Drop all images and give the records again exactly.

The data
▽
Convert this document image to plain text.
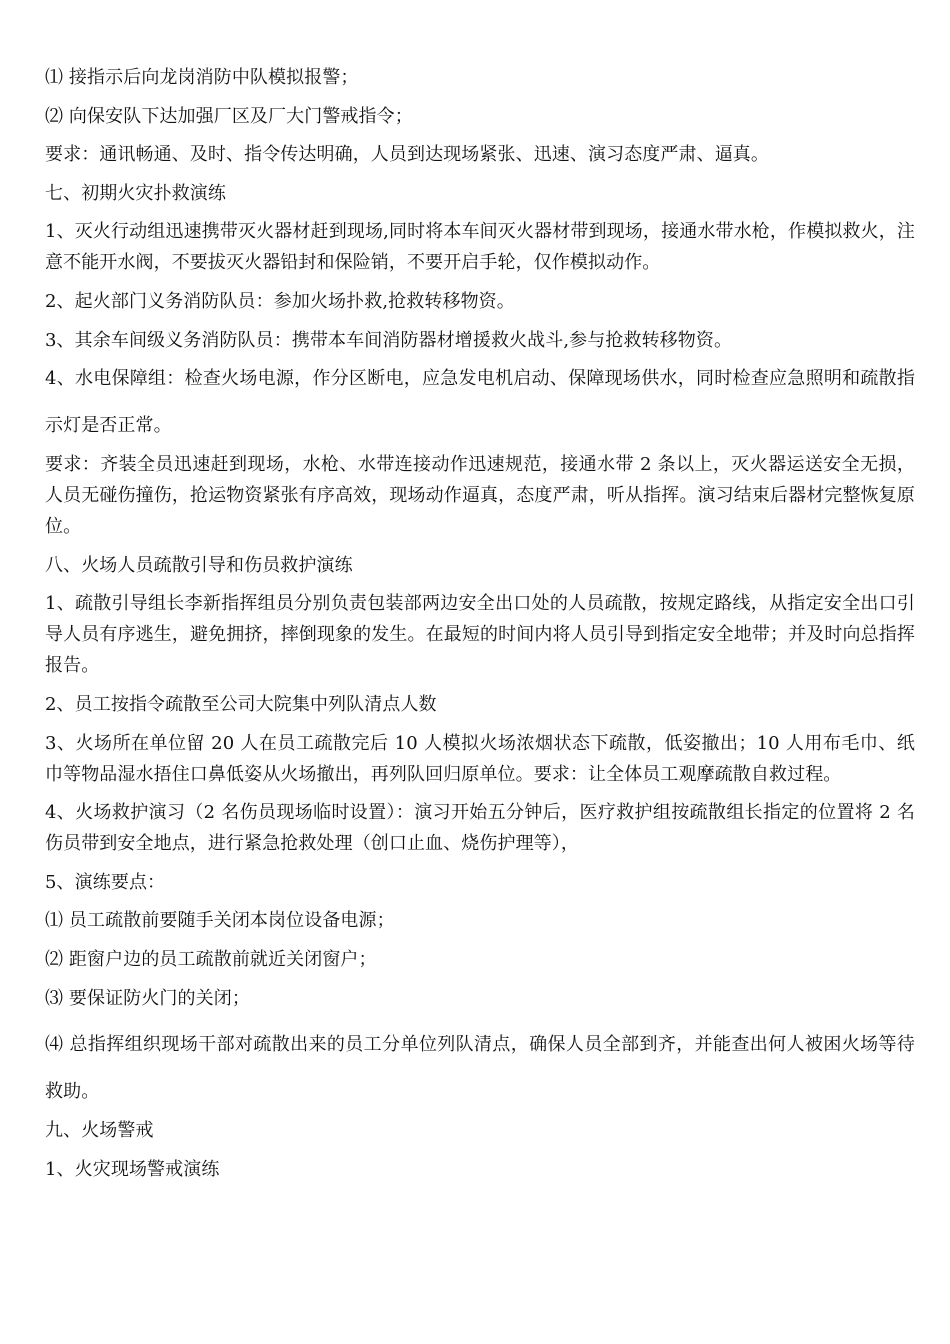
⑴ 接指示后向龙岗消防中队模拟报警；

⑵ 向保安队下达加强厂区及厂大门警戒指令；

要求：通讯畅通、及时、指令传达明确，人员到达现场紧张、迅速、演习态度严肃、逼真。

七、初期火灾扑救演练

1、灭火行动组迅速携带灭火器材赶到现场,同时将本车间灭火器材带到现场，接通水带水枪，作模拟救火，注意不能开水阀，不要拔灭火器铅封和保险销，不要开启手轮，仅作模拟动作。

2、起火部门义务消防队员：参加火场扑救,抢救转移物资。

3、其余车间级义务消防队员：携带本车间消防器材增援救火战斗,参与抢救转移物资。

4、水电保障组：检查火场电源，作分区断电，应急发电机启动、保障现场供水，同时检查应急照明和疏散指示灯是否正常。

要求：齐装全员迅速赶到现场，水枪、水带连接动作迅速规范，接通水带 2 条以上，灭火器运送安全无损，人员无碰伤撞伤，抢运物资紧张有序高效，现场动作逼真，态度严肃，听从指挥。演习结束后器材完整恢复原位。

八、火场人员疏散引导和伤员救护演练

1、疏散引导组长李新指挥组员分别负责包装部两边安全出口处的人员疏散，按规定路线，从指定安全出口引导人员有序逃生，避免拥挤，摔倒现象的发生。在最短的时间内将人员引导到指定安全地带；并及时向总指挥报告。

2、员工按指令疏散至公司大院集中列队清点人数

3、火场所在单位留 20 人在员工疏散完后 10 人模拟火场浓烟状态下疏散，低姿撤出；10 人用布毛巾、纸巾等物品湿水捂住口鼻低姿从火场撤出，再列队回归原单位。要求：让全体员工观摩疏散自救过程。

4、火场救护演习（2 名伤员现场临时设置）：演习开始五分钟后，医疗救护组按疏散组长指定的位置将 2 名伤员带到安全地点，进行紧急抢救处理（创口止血、烧伤护理等），

5、演练要点：

⑴ 员工疏散前要随手关闭本岗位设备电源；

⑵ 距窗户边的员工疏散前就近关闭窗户；

⑶ 要保证防火门的关闭；

⑷ 总指挥组织现场干部对疏散出来的员工分单位列队清点，确保人员全部到齐，并能查出何人被困火场等待救助。

九、火场警戒

1、火灾现场警戒演练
△
Response to this exercise
Convert this document image to plain text.
⑴ 接指示后向龙岗消防中队模拟报警；

⑵ 向保安队下达加强厂区及厂大门警戒指令；

要求：通讯畅通、及时、指令传达明确，人员到达现场紧张、迅速、演习态度严肃、逼真。

七、初期火灾扑救演练

1、灭火行动组迅速携带灭火器材赶到现场,同时将本车间灭火器材带到现场，接通水带水枪，作模拟救火，注意不能开水阀，不要拔灭火器铅封和保险销，不要开启手轮，仅作模拟动作。

2、起火部门义务消防队员：参加火场扑救,抢救转移物资。

3、其余车间级义务消防队员：携带本车间消防器材增援救火战斗,参与抢救转移物资。

4、水电保障组：检查火场电源，作分区断电，应急发电机启动、保障现场供水，同时检查应急照明和疏散指示灯是否正常。

要求：齐装全员迅速赶到现场，水枪、水带连接动作迅速规范，接通水带 2 条以上，灭火器运送安全无损，人员无碰伤撞伤，抢运物资紧张有序高效，现场动作逼真，态度严肃，听从指挥。演习结束后器材完整恢复原位。

八、火场人员疏散引导和伤员救护演练

1、疏散引导组长李新指挥组员分别负责包装部两边安全出口处的人员疏散，按规定路线，从指定安全出口引导人员有序逃生，避免拥挤，摔倒现象的发生。在最短的时间内将人员引导到指定安全地带；并及时向总指挥报告。

2、员工按指令疏散至公司大院集中列队清点人数

3、火场所在单位留 20 人在员工疏散完后 10 人模拟火场浓烟状态下疏散，低姿撤出；10 人用布毛巾、纸巾等物品湿水捂住口鼻低姿从火场撤出，再列队回归原单位。要求：让全体员工观摩疏散自救过程。

4、火场救护演习（2 名伤员现场临时设置）：演习开始五分钟后，医疗救护组按疏散组长指定的位置将 2 名伤员带到安全地点，进行紧急抢救处理（创口止血、烧伤护理等），

5、演练要点：

⑴ 员工疏散前要随手关闭本岗位设备电源；

⑵ 距窗户边的员工疏散前就近关闭窗户；

⑶ 要保证防火门的关闭；

⑷ 总指挥组织现场干部对疏散出来的员工分单位列队清点，确保人员全部到齐，并能查出何人被困火场等待救助。

九、火场警戒

1、火灾现场警戒演练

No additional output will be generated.